▶ [TASK TO CARRY OUT]: Copy every line of the listing exactly.

▶ [RECORDS PROVIDED]:
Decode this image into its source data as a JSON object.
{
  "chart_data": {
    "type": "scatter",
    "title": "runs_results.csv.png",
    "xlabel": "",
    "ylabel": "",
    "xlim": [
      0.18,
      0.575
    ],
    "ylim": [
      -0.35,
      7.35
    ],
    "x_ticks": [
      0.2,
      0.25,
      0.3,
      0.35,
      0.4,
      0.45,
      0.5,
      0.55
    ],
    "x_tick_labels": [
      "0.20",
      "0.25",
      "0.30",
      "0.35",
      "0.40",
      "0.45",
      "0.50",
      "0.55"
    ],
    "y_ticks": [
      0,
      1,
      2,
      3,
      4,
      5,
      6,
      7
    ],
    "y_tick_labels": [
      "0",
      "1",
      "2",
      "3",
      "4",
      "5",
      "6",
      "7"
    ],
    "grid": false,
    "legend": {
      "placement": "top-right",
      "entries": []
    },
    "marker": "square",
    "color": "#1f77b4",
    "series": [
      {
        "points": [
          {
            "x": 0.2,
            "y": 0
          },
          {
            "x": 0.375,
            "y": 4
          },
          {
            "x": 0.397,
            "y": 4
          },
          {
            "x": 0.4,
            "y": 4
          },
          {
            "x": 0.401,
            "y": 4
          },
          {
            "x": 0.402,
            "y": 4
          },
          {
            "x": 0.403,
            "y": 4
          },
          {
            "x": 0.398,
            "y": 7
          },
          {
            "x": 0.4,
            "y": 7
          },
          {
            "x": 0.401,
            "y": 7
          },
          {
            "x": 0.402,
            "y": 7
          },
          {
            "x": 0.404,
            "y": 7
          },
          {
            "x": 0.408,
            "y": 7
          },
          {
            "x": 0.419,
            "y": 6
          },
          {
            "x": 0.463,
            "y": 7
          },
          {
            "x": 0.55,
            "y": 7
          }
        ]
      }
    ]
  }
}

▶ [FINAL RESULT]:
Decode this image into its source data as a JSON object.
{
  "chart_data": {
    "type": "scatter",
    "title": "runs_results.csv.png",
    "xlabel": "",
    "ylabel": "",
    "xlim": [
      0.18,
      0.575
    ],
    "ylim": [
      -0.35,
      7.35
    ],
    "x_ticks": [
      0.2,
      0.25,
      0.3,
      0.35,
      0.4,
      0.45,
      0.5,
      0.55
    ],
    "x_tick_labels": [
      "0.20",
      "0.25",
      "0.30",
      "0.35",
      "0.40",
      "0.45",
      "0.50",
      "0.55"
    ],
    "y_ticks": [
      0,
      1,
      2,
      3,
      4,
      5,
      6,
      7
    ],
    "y_tick_labels": [
      "0",
      "1",
      "2",
      "3",
      "4",
      "5",
      "6",
      "7"
    ],
    "grid": false,
    "legend": {
      "placement": "top-right",
      "entries": []
    },
    "marker": "square",
    "color": "#1f77b4",
    "series": [
      {
        "points": [
          {
            "x": 0.2,
            "y": 0
          },
          {
            "x": 0.375,
            "y": 4
          },
          {
            "x": 0.397,
            "y": 4
          },
          {
            "x": 0.4,
            "y": 4
          },
          {
            "x": 0.401,
            "y": 4
          },
          {
            "x": 0.402,
            "y": 4
          },
          {
            "x": 0.403,
            "y": 4
          },
          {
            "x": 0.398,
            "y": 7
          },
          {
            "x": 0.4,
            "y": 7
          },
          {
            "x": 0.401,
            "y": 7
          },
          {
            "x": 0.402,
            "y": 7
          },
          {
            "x": 0.404,
            "y": 7
          },
          {
            "x": 0.408,
            "y": 7
          },
          {
            "x": 0.419,
            "y": 6
          },
          {
            "x": 0.463,
            "y": 7
          },
          {
            "x": 0.55,
            "y": 7
          }
        ]
      }
    ]
  }
}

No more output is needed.